◆ AANGELEVERD FRAGMENT:
▼
Dat voedingsvezels gezond zijn, is al langer bekend. Vezels zitten in groente, fruit, peulvruchten en graanproducten zoals brood. Graanproducten zorgen voor bijna de helft van de dagelijkse vezelinname. En juist over vezels uit graanproducten komen we steeds meer te weten. De gezondheidseffecten van graanvezels lijken namelijk sterker te zijn dan de gezondheidseffecten van fruitvezels en groentevezels.
Vroeger werden vezels beschouwd als onverteerbare stoffen die geen energie opleverden. Inmiddels is bekend dat vezels een belangrijke rol spelen bij de stoelgang, maar ook het cholesterol- en glucosegehalte van het bloed verlagen en invloed hebben op de samenstelling van de bacteriën in onze darmen. Volgens het Voedingscentrum is wetenschappelijk bewezen dat vezels bijdragen aan een lager risico op chronische ziekten, zoals darmkanker, hart- en vaatziekten en diabetes type 2.
Kortom: het is belangrijk elke dag voldoende vezels te eten. Volkorenproducten bevatten de grootste hoeveelheid vezels, vitamines, mineralen en andere zogenaamde bioactieve stoffen.
▲
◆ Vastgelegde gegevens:
▼
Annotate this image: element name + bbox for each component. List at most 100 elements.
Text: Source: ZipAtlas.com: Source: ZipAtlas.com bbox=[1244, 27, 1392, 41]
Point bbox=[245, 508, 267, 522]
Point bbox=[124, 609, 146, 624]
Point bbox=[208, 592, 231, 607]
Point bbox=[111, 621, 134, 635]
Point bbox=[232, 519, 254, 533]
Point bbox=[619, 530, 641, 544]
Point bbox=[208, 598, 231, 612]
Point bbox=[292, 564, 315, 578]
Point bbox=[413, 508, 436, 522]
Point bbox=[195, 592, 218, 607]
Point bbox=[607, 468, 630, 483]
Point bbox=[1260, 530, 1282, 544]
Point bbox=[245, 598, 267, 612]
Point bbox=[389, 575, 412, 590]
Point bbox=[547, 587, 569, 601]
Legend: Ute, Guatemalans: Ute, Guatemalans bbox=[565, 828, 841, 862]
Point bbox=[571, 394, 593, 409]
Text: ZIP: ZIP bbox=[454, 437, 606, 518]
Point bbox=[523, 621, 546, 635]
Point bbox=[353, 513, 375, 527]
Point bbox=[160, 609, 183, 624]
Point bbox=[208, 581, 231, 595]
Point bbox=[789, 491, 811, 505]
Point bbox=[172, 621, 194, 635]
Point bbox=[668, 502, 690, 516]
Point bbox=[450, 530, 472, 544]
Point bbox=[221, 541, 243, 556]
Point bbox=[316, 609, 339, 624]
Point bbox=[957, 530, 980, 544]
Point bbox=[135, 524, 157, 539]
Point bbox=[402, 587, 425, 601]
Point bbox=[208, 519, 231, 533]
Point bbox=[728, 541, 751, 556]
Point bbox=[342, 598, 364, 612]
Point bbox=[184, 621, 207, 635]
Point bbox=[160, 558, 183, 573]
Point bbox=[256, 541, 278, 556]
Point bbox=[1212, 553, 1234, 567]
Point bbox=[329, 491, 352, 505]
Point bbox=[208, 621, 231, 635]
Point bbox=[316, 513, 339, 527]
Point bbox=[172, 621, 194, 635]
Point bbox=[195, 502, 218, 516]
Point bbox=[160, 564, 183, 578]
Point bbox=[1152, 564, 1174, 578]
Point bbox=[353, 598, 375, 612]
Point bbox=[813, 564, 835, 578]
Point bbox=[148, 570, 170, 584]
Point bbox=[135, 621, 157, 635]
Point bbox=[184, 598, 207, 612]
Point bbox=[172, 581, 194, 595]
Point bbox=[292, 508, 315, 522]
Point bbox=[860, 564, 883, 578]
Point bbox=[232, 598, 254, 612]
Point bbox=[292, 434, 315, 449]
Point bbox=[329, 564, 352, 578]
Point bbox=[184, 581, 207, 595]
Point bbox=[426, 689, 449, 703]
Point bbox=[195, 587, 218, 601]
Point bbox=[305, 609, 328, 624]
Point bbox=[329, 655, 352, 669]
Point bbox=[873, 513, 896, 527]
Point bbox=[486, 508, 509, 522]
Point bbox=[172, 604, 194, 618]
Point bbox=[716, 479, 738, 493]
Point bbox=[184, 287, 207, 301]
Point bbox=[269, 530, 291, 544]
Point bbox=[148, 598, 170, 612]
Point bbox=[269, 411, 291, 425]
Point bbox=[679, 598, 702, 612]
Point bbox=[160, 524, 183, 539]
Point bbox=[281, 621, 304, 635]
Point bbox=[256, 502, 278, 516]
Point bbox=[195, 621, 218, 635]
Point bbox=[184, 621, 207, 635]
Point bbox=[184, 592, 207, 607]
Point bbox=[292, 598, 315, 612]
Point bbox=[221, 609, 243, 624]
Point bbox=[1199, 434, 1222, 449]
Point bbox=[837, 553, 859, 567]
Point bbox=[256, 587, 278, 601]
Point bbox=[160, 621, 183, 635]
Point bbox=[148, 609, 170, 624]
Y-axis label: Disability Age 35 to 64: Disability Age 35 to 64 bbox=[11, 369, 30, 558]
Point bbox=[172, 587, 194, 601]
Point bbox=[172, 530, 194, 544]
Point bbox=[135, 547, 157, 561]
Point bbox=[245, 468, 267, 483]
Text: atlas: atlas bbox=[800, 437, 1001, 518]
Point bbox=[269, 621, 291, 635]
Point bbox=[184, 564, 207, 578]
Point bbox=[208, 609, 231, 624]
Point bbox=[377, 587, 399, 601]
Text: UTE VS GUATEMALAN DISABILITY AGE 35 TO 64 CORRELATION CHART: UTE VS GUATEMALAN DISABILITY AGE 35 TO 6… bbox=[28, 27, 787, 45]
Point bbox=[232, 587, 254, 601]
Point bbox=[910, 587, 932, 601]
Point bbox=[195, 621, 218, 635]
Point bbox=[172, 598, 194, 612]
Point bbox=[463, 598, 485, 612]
▲
◆ OPDRACHTDOEL: Geef het stuk van de tekst over voedingsvezels van "Vroeger werden vezels" tot en met "zogenaamde bioactieve stoffen." letterlijk terug.

◆ ANTWOORD:
Vroeger werden vezels beschouwd als onverteerbare stoffen die geen energie opleverden. Inmiddels is bekend dat vezels een belangrijke rol spelen bij de stoelgang, maar ook het cholesterol- en glucosegehalte van het bloed verlagen en invloed hebben op de samenstelling van de bacteriën in onze darmen. Volgens het Voedingscentrum is wetenschappelijk bewezen dat vezels bijdragen aan een lager risico op chronische ziekten, zoals darmkanker, hart- en vaatziekten en diabetes type 2.
Kortom: het is belangrijk elke dag voldoende vezels te eten. Volkorenproducten bevatten de grootste hoeveelheid vezels, vitamines, mineralen en andere zogenaamde bioactieve stoffen.